- [What this task involves] Find every line in the listing that contains the word "label" and copy each of those lines out in full.
═══ Information given ═══
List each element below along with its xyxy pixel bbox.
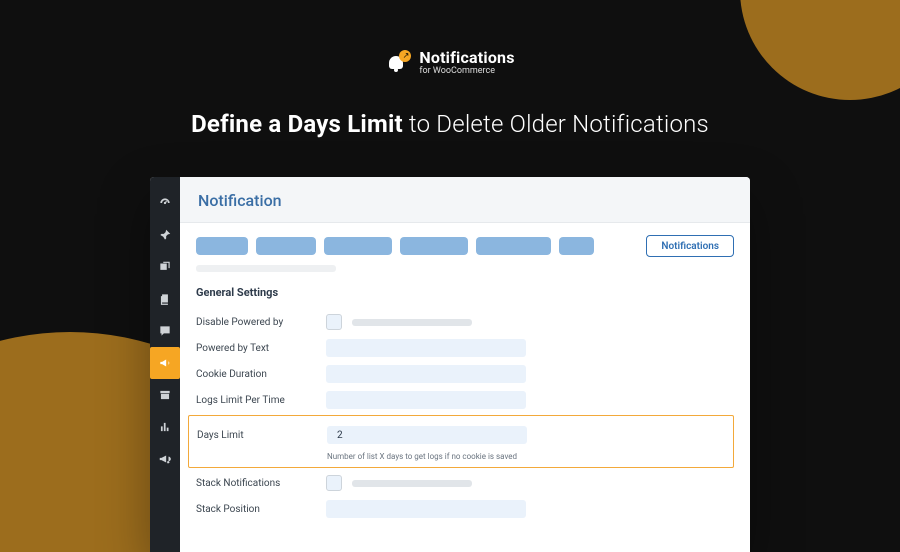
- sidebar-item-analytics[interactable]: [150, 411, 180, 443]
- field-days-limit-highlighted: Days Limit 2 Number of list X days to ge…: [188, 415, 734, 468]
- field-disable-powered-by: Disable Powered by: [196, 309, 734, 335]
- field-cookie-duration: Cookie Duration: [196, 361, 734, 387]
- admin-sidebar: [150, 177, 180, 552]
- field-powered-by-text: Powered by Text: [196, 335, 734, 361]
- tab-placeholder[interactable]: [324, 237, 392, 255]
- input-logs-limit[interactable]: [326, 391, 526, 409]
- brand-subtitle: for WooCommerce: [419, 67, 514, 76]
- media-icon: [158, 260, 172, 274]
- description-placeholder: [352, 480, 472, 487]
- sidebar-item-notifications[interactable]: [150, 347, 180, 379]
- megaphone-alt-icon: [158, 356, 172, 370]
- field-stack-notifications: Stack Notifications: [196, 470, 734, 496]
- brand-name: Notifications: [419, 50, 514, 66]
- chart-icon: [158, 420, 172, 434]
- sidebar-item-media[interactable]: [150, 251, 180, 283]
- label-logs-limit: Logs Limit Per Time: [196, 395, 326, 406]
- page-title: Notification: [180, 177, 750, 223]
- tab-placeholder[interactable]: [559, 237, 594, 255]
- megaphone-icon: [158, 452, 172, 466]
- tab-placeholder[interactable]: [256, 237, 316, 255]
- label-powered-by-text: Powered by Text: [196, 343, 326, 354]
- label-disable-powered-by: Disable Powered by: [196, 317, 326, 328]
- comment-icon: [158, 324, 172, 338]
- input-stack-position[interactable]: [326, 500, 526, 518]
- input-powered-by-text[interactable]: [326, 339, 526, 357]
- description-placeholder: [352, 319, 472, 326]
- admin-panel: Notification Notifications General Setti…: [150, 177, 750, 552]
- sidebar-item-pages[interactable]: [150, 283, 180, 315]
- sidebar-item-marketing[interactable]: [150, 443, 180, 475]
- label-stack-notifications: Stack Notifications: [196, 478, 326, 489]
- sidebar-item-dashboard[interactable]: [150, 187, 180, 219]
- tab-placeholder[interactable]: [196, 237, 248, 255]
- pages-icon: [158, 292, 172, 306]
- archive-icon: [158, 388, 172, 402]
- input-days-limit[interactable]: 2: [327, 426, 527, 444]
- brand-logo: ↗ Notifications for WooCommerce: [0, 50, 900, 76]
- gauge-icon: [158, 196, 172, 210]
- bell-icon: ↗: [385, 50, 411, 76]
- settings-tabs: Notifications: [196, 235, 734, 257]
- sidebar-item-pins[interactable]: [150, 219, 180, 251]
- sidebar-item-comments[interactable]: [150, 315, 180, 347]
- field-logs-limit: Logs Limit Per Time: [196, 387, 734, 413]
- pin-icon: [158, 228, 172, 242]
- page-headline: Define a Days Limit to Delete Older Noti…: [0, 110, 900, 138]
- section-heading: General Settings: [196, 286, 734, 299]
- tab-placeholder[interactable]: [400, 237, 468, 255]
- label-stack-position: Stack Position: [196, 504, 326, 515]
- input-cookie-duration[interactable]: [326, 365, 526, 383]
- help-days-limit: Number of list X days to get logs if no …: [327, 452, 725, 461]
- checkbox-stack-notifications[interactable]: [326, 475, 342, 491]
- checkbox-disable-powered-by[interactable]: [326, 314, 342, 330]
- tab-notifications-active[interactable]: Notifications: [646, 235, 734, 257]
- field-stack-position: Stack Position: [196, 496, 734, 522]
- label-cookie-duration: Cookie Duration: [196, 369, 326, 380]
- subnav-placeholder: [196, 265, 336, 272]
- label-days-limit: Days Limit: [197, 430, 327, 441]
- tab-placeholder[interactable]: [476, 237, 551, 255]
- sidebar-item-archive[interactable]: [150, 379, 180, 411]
═══
- [Solved problem]
- label-logs-limit: Logs Limit Per Time: [196, 395, 326, 406]
- label-powered-by-text: Powered by Text: [196, 343, 326, 354]
- label-disable-powered-by: Disable Powered by: [196, 317, 326, 328]
- label-stack-notifications: Stack Notifications: [196, 478, 326, 489]
- label-stack-position: Stack Position: [196, 504, 326, 515]
- label-cookie-duration: Cookie Duration: [196, 369, 326, 380]
- label-days-limit: Days Limit: [197, 430, 327, 441]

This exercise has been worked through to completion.